> PROBLEM TO WORK ON: Word for word, transcribe the lines from the one containing "OCR this image." through the end of the entries, both included, and nothing else.

———

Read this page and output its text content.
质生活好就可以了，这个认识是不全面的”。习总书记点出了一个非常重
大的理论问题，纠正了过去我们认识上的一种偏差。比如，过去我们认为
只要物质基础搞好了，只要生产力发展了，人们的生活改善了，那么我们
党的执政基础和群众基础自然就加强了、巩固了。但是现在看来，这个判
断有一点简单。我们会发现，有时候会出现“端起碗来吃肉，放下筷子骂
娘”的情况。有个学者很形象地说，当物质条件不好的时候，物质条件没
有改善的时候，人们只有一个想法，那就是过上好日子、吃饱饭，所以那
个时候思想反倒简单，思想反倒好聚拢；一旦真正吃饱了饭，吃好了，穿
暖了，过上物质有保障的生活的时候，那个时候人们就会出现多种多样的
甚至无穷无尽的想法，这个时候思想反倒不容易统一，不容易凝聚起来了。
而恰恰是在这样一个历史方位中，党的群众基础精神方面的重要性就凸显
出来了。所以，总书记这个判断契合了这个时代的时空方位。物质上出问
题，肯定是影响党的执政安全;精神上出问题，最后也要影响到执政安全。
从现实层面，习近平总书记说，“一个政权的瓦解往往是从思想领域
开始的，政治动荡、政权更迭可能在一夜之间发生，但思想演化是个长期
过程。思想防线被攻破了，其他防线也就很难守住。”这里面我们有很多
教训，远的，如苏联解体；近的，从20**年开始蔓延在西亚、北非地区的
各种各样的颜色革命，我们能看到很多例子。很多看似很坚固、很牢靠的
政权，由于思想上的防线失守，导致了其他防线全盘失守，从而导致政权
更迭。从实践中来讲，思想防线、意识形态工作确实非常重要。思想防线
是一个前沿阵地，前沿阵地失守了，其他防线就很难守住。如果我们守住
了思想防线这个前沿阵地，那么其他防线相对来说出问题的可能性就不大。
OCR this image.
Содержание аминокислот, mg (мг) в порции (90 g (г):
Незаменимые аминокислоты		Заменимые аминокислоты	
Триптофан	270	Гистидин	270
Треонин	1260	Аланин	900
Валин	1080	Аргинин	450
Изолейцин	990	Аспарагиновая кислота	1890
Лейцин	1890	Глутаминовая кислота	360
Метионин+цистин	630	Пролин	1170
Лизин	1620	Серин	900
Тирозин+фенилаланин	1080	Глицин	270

———

> WRITTEN REPLY:
OCR this image.
Содержание аминокислот, mg (мг) в порции (90 g (г):
Незаменимые аминокислоты		Заменимые аминокислоты	
Триптофан	270	Гистидин	270
Треонин	1260	Аланин	900
Валин	1080	Аргинин	450
Изолейцин	990	Аспарагиновая кислота	1890
Лейцин	1890	Глутаминовая кислота	360
Метионин+цистин	630	Пролин	1170
Лизин	1620	Серин	900
Тирозин+фенилаланин	1080	Глицин	270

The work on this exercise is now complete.